**DIRECTION**
Separate out the lines that hold "right".

**LISTED ENTRIES**
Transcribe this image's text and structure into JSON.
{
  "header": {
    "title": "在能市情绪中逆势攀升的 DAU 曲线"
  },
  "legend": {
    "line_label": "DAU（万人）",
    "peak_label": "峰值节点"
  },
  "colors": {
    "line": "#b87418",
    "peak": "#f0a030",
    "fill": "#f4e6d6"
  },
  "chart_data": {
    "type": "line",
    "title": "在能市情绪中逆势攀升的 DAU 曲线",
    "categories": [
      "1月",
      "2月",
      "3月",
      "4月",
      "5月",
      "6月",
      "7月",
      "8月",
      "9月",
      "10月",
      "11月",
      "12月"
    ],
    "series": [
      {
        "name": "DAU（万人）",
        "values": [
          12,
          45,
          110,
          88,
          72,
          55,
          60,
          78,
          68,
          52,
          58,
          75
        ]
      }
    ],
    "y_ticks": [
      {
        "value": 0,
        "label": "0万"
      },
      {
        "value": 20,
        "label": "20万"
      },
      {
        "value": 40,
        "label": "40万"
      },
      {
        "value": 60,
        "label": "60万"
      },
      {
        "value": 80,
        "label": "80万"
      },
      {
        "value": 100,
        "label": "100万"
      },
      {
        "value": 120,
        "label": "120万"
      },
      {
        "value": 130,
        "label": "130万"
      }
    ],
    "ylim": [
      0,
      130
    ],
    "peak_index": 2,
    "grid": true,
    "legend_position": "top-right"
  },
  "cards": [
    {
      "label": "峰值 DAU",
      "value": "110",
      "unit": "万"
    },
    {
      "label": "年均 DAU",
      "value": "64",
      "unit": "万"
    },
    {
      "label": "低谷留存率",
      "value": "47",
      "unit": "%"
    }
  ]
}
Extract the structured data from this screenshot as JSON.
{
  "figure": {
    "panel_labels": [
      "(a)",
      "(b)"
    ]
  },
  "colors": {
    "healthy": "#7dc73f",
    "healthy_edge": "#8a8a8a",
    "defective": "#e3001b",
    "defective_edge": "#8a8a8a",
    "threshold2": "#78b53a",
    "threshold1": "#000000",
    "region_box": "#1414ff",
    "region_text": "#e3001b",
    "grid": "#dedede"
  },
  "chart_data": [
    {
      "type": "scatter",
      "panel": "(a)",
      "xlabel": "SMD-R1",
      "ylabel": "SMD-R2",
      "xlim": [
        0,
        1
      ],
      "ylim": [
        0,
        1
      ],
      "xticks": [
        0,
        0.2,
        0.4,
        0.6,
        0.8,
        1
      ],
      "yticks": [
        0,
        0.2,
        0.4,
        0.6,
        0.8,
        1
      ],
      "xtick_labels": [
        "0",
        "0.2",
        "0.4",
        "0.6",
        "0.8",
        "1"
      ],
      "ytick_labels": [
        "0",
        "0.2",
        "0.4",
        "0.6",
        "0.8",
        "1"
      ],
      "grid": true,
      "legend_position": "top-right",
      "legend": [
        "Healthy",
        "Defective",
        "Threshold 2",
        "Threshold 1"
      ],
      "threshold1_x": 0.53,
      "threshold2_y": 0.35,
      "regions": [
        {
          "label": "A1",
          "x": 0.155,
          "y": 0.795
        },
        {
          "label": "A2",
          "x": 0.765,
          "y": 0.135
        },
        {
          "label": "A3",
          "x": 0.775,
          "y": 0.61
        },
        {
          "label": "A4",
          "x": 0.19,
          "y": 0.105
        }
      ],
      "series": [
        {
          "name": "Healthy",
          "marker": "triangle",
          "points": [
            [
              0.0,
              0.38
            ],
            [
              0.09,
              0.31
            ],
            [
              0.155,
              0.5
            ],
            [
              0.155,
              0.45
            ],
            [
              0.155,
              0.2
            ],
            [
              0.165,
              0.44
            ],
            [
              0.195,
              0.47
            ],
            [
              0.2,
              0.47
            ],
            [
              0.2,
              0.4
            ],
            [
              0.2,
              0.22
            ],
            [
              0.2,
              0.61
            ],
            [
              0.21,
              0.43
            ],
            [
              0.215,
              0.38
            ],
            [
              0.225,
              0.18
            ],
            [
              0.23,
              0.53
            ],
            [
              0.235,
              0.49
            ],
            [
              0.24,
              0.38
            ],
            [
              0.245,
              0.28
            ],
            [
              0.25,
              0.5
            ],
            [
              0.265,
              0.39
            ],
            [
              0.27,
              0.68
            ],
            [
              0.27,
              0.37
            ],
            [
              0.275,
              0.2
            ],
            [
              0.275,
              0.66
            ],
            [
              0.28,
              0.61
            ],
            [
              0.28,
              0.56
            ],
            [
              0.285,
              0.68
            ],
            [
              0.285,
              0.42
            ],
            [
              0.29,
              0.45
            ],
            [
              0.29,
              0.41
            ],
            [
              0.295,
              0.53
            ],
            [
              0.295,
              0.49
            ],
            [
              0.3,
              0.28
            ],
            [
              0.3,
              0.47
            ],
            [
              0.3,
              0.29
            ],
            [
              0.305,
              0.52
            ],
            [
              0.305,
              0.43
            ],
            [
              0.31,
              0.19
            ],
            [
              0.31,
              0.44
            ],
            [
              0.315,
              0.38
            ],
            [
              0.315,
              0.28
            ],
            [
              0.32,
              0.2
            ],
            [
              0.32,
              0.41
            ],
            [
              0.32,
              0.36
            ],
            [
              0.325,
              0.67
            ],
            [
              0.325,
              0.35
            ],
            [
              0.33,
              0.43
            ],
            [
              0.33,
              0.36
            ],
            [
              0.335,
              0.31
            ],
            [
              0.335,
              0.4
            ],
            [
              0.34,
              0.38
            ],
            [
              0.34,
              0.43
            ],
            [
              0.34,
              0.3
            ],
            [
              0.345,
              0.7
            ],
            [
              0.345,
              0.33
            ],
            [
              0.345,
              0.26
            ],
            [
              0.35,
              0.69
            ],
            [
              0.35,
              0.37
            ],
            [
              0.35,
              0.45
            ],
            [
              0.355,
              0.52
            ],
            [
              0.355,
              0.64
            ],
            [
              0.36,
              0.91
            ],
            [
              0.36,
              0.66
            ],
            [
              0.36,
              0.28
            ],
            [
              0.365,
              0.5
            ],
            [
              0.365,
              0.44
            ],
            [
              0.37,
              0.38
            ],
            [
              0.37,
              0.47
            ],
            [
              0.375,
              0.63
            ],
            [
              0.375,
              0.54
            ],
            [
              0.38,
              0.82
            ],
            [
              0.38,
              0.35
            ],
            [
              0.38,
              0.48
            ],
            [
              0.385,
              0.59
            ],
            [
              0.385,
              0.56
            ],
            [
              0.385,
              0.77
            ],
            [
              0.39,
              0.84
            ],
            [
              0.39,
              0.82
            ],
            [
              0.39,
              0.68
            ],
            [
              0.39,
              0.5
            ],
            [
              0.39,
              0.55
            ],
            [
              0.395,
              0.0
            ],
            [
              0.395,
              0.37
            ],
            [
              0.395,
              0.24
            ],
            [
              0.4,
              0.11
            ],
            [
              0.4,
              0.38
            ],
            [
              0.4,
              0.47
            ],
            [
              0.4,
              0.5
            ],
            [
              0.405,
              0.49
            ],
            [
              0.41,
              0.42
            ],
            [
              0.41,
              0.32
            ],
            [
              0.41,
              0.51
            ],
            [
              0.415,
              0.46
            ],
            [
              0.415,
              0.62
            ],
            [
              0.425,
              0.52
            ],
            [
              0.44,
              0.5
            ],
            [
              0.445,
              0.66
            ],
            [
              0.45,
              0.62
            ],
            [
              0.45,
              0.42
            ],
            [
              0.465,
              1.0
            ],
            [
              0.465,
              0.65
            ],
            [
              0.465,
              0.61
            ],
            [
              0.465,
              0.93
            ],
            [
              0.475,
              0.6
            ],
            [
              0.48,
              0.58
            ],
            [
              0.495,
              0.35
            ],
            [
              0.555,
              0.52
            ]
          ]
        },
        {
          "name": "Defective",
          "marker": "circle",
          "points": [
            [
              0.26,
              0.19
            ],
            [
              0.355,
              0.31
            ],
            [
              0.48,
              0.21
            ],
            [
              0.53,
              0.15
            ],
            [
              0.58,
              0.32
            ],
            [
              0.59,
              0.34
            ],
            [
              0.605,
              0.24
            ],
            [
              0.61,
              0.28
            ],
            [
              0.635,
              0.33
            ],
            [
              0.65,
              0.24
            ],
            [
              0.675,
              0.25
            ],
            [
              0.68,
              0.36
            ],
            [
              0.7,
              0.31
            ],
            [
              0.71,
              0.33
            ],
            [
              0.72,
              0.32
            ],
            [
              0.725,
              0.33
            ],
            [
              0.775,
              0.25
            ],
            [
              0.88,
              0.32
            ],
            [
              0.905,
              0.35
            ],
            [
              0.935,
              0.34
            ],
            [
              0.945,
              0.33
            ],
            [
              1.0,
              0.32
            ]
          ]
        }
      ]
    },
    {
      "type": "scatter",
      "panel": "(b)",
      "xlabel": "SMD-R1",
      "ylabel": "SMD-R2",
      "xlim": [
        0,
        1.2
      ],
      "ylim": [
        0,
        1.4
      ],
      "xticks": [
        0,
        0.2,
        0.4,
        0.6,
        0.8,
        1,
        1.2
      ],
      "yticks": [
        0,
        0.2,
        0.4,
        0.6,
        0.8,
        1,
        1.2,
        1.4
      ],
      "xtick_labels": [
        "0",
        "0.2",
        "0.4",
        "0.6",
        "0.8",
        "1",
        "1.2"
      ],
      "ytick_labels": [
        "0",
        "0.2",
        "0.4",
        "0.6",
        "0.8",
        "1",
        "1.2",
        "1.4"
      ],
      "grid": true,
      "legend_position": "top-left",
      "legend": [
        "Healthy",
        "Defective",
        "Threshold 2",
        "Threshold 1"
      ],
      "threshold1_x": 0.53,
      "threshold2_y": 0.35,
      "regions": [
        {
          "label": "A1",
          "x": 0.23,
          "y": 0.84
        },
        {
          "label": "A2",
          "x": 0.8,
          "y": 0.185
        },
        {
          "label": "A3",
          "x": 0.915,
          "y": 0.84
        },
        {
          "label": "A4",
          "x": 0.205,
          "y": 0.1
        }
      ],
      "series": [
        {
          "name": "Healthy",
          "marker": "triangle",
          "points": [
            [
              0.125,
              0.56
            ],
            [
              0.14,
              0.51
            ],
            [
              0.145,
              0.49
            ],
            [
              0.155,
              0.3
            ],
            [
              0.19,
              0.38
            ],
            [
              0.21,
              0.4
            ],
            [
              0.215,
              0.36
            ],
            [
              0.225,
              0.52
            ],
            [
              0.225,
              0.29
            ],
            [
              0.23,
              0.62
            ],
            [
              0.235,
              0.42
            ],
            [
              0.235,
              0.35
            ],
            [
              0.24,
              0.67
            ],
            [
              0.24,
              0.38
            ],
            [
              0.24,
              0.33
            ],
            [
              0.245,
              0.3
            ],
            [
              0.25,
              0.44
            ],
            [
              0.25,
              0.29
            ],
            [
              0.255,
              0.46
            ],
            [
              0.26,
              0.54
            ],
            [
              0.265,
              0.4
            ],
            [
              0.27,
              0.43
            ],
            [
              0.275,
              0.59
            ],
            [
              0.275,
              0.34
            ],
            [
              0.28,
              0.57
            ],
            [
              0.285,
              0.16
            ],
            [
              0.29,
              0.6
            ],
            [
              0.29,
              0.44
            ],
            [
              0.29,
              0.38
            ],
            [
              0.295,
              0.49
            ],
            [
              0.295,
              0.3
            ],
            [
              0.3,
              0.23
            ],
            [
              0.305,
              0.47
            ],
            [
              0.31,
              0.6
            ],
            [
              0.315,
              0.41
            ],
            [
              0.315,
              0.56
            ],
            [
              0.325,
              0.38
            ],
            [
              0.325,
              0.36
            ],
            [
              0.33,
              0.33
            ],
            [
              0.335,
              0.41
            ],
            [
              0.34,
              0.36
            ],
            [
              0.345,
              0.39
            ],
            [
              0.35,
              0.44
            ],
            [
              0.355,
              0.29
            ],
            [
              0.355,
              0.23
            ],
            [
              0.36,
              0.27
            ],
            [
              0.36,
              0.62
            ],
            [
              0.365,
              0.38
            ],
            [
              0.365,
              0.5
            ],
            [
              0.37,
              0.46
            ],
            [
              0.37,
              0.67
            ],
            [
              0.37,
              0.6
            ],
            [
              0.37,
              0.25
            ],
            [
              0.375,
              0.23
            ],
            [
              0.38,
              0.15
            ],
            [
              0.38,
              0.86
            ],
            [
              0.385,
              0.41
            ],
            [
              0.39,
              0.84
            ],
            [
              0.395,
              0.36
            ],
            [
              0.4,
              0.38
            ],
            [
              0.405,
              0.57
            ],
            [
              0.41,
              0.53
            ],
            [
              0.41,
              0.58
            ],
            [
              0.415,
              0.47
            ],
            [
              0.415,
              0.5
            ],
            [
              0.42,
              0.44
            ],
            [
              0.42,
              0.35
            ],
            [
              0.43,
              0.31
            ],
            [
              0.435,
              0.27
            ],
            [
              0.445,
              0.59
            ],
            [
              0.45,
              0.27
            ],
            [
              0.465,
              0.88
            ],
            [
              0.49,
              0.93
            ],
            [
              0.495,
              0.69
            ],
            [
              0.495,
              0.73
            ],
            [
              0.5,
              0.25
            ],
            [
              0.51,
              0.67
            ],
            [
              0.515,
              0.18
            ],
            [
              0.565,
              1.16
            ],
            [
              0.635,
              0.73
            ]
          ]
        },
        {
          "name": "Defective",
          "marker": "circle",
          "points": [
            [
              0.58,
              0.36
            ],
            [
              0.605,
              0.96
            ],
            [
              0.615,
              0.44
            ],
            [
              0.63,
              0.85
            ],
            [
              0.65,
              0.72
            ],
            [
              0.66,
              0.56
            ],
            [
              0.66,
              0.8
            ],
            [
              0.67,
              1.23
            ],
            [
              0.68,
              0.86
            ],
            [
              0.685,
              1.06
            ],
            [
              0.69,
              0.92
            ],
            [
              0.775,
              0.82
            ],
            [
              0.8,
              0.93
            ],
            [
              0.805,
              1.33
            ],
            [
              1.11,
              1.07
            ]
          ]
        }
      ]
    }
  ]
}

**EXERCISE RESPONSE**
    "legend_position": "top-right"
      "legend_position": "top-right",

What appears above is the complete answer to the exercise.